### What you are asked to do
Extract every line of the listing below that contains the word "base".

### Task inputs
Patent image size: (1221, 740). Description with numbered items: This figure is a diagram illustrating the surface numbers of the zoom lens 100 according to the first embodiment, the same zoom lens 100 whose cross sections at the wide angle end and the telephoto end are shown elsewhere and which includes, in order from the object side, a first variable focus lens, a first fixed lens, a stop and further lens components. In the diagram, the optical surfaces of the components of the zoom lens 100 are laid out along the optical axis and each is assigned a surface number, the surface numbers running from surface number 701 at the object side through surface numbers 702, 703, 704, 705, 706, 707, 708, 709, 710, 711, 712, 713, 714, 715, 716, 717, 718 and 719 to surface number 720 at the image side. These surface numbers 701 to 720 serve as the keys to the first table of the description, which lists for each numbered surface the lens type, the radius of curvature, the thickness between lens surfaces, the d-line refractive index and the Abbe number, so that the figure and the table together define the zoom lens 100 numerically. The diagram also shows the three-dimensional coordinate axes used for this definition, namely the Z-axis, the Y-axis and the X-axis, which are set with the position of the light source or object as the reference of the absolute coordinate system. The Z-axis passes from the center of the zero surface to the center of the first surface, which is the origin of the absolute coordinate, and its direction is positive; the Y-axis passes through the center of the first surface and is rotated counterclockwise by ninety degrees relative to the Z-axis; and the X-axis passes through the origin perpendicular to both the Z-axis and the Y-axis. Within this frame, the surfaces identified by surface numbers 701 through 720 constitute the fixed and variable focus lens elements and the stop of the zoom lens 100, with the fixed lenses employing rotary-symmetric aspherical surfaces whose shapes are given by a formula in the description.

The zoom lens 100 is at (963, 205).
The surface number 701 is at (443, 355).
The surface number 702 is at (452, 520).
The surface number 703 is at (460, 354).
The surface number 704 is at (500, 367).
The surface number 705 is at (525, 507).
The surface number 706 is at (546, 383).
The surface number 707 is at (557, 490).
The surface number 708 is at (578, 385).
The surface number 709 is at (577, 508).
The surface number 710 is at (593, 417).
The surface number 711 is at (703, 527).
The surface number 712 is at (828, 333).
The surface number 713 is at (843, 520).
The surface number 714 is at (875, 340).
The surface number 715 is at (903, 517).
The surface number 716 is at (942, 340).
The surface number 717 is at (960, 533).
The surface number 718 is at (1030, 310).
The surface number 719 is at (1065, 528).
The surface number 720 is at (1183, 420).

* * *

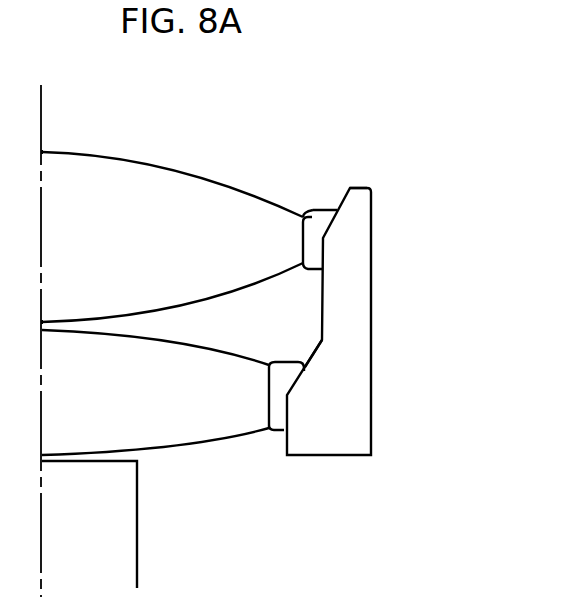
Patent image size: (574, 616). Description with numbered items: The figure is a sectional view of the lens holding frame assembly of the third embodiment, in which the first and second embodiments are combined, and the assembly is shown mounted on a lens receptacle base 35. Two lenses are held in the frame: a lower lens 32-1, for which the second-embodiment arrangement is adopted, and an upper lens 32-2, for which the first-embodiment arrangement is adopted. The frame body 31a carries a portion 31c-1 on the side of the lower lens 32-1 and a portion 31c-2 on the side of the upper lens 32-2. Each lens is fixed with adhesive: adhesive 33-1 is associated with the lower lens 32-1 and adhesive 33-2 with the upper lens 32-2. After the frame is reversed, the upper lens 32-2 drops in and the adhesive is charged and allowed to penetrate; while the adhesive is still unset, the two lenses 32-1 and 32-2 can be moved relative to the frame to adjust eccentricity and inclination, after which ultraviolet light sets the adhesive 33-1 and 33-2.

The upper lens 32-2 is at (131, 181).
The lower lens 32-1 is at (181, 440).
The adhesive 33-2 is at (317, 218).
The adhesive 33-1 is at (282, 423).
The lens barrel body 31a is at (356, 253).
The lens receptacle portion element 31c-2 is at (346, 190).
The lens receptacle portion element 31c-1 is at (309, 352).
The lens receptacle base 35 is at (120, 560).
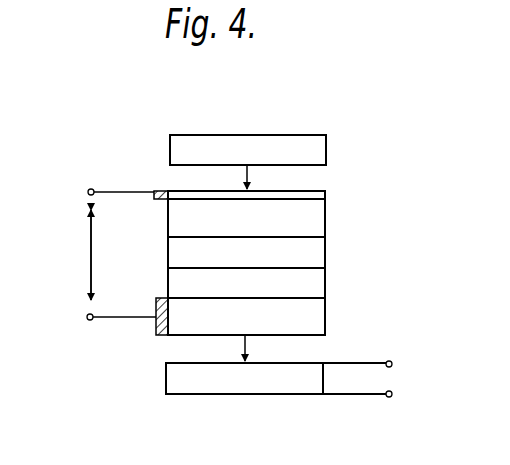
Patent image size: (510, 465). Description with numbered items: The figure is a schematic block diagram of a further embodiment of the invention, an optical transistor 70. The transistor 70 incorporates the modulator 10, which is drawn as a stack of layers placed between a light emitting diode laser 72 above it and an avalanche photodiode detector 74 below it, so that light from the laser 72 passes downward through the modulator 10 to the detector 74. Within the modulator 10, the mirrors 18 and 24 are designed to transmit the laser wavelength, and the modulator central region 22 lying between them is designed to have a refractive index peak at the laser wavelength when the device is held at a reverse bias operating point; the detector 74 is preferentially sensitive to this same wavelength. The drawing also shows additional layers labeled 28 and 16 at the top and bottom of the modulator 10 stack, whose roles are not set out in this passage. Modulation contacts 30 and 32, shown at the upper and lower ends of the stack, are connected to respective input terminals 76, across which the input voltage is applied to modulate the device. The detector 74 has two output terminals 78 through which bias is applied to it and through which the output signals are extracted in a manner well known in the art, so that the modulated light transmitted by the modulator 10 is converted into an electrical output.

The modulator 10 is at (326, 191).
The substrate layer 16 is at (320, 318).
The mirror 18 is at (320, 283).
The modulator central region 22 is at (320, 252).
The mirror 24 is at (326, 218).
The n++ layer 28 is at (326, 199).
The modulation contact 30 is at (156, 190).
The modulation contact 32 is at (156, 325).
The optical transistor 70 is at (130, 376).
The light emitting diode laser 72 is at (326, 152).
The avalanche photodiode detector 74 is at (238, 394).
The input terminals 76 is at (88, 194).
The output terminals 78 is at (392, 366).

---

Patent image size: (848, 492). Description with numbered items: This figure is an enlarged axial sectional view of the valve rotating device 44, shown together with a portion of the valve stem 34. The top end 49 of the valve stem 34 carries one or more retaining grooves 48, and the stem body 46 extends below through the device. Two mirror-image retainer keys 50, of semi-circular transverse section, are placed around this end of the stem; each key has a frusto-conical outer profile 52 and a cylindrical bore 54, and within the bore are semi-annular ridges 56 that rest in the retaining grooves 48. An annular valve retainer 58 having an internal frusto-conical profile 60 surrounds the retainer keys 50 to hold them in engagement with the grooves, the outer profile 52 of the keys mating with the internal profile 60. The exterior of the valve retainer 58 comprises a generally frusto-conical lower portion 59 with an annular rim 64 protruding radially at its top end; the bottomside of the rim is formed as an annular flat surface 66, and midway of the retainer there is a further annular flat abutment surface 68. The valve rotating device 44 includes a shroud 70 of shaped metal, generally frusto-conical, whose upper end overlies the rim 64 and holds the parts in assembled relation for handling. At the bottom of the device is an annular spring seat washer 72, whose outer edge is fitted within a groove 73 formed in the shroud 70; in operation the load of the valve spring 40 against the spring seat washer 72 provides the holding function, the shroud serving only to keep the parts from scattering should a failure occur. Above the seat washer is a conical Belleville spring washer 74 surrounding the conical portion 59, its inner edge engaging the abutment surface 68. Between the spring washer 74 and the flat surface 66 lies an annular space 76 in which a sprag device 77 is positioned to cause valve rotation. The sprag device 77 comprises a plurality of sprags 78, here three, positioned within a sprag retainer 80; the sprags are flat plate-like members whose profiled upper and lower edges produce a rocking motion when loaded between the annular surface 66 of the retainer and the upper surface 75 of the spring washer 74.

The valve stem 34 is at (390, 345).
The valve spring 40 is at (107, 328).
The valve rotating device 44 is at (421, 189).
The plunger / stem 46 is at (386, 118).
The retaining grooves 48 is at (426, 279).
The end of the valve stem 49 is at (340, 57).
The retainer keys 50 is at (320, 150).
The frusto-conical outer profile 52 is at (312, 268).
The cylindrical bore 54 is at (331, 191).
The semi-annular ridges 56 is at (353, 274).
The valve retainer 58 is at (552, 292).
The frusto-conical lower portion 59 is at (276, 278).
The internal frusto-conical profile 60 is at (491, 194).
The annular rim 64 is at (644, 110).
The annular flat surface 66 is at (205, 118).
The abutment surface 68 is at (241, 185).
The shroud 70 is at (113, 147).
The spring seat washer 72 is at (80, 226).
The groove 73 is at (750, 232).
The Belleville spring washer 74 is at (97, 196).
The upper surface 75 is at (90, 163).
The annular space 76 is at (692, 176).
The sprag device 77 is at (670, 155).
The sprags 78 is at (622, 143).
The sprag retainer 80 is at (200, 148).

### Completed task
Patent image size: (574, 616). Description with numbered items: The figure is a sectional view of the lens holding frame assembly of the third embodiment, in which the first and second embodiments are combined, and the assembly is shown mounted on a lens receptacle base 35. Two lenses are held in the frame: a lower lens 32-1, for which the second-embodiment arrangement is adopted, and an upper lens 32-2, for which the first-embodiment arrangement is adopted. The frame body 31a carries a portion 31c-1 on the side of the lower lens 32-1 and a portion 31c-2 on the side of the upper lens 32-2. Each lens is fixed with adhesive: adhesive 33-1 is associated with the lower lens 32-1 and adhesive 33-2 with the upper lens 32-2. After the frame is reversed, the upper lens 32-2 drops in and the adhesive is charged and allowed to penetrate; while the adhesive is still unset, the two lenses 32-1 and 32-2 can be moved relative to the frame to adjust eccentricity and inclination, after which ultraviolet light sets the adhesive 33-1 and 33-2.
The lens receptacle base 35 is at (120, 560).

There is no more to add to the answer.